• INSTRUCTION: Check every line below for the string "this", and copy the lines that contain it.

Entries with figure data
= = =

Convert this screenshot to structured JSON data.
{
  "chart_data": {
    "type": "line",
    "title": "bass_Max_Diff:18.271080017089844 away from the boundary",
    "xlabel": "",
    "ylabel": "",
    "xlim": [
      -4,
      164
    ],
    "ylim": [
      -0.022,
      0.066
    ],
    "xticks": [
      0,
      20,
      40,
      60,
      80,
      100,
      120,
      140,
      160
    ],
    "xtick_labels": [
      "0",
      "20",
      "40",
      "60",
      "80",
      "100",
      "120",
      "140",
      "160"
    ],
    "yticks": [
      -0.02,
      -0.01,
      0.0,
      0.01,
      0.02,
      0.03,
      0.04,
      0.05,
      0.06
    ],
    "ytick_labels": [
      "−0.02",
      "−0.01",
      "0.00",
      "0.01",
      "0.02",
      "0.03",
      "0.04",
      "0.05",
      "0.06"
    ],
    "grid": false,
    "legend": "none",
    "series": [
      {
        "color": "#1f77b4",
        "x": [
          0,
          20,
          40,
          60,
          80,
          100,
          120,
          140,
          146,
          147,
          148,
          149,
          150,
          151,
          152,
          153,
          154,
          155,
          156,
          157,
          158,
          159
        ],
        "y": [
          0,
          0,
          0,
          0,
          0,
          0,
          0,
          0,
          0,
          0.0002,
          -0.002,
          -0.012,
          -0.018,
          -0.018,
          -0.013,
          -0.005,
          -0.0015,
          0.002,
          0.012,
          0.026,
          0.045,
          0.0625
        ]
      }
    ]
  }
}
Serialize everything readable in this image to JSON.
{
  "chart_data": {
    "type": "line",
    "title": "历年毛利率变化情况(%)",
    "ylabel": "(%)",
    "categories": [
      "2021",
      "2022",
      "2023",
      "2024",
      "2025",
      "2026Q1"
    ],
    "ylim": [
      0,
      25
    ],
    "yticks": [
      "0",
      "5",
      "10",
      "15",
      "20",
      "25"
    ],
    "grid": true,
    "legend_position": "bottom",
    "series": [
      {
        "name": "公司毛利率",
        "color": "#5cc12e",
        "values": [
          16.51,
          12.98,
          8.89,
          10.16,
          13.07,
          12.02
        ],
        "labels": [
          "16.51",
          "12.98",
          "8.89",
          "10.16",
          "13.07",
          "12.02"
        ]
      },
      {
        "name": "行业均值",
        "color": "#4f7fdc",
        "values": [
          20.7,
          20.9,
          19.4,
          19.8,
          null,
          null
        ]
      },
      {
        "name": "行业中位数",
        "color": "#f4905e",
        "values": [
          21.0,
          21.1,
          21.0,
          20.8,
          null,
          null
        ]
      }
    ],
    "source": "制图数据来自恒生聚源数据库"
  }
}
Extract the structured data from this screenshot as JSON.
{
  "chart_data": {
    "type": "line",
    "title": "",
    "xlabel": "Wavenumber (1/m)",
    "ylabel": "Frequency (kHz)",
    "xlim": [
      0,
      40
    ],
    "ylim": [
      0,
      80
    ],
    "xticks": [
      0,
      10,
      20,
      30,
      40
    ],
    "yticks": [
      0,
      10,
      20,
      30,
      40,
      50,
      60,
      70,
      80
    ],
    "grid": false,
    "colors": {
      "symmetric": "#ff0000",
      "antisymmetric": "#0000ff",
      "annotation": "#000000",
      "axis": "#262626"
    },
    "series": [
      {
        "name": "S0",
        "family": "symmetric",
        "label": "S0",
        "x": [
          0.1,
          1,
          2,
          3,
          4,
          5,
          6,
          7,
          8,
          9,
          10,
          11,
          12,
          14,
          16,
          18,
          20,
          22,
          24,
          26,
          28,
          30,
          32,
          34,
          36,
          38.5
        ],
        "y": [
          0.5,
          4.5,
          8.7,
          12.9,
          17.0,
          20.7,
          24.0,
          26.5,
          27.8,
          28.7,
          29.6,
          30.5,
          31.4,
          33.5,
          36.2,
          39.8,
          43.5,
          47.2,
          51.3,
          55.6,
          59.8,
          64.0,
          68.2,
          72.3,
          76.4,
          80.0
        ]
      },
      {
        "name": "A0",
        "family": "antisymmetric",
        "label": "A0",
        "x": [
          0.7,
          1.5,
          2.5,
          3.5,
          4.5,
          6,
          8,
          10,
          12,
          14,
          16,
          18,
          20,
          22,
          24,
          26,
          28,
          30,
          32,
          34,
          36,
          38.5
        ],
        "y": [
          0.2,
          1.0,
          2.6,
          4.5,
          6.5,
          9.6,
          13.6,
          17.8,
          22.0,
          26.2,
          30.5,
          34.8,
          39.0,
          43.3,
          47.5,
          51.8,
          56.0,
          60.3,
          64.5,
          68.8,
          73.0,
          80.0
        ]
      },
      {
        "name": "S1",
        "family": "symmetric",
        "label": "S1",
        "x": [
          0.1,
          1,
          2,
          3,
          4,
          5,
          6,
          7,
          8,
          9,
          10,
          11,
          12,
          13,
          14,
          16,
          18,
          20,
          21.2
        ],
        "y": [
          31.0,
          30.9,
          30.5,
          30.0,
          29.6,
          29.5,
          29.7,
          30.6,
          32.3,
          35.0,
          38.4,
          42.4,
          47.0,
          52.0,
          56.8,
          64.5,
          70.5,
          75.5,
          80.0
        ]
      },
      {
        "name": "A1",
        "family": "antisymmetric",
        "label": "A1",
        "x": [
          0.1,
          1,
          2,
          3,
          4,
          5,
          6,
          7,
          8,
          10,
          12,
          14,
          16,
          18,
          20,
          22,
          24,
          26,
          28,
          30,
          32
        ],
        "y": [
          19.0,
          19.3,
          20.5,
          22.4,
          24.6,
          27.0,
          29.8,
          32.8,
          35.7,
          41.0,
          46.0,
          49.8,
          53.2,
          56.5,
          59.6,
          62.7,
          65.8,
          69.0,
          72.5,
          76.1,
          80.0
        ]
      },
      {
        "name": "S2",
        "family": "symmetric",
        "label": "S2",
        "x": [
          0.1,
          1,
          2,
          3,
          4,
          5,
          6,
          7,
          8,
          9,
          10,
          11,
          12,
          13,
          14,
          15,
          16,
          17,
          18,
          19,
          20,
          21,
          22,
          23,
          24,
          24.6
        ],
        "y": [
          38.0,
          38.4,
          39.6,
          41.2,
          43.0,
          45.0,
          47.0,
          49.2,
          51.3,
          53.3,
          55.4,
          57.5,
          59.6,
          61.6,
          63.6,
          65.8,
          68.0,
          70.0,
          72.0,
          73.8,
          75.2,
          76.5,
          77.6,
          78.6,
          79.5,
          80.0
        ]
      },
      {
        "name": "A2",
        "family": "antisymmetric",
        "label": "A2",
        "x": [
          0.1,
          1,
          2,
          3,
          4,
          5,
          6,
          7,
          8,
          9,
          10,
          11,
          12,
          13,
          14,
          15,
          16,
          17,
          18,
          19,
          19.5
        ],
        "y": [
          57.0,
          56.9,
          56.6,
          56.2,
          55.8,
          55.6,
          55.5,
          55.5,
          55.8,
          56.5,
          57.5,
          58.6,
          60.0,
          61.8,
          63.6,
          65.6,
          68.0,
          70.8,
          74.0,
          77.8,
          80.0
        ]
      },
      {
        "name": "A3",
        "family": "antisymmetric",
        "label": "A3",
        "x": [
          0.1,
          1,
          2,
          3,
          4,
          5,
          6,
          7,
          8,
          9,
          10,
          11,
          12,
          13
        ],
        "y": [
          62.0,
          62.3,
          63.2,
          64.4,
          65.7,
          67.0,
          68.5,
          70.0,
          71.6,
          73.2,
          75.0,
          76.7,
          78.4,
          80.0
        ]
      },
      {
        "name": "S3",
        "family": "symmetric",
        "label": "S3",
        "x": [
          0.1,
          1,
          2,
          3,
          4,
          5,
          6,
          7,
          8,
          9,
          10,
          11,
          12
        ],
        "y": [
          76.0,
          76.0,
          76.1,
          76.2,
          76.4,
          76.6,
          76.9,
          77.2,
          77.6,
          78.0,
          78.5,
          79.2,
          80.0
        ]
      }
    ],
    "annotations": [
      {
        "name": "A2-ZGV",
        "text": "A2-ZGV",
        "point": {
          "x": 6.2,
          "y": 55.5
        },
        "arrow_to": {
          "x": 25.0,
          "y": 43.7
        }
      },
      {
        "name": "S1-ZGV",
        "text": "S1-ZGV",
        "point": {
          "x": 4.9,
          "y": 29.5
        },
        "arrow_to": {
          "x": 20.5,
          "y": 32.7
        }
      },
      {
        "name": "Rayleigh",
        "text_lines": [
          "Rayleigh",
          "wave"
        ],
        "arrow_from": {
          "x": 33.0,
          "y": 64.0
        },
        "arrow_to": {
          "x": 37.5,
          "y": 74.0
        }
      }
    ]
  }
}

= = =

• WRITTEN ANSWER:
Convert this screenshot to structured JSON data.
Serialize everything readable in this image to JSON.
Extract the structured data from this screenshot as JSON.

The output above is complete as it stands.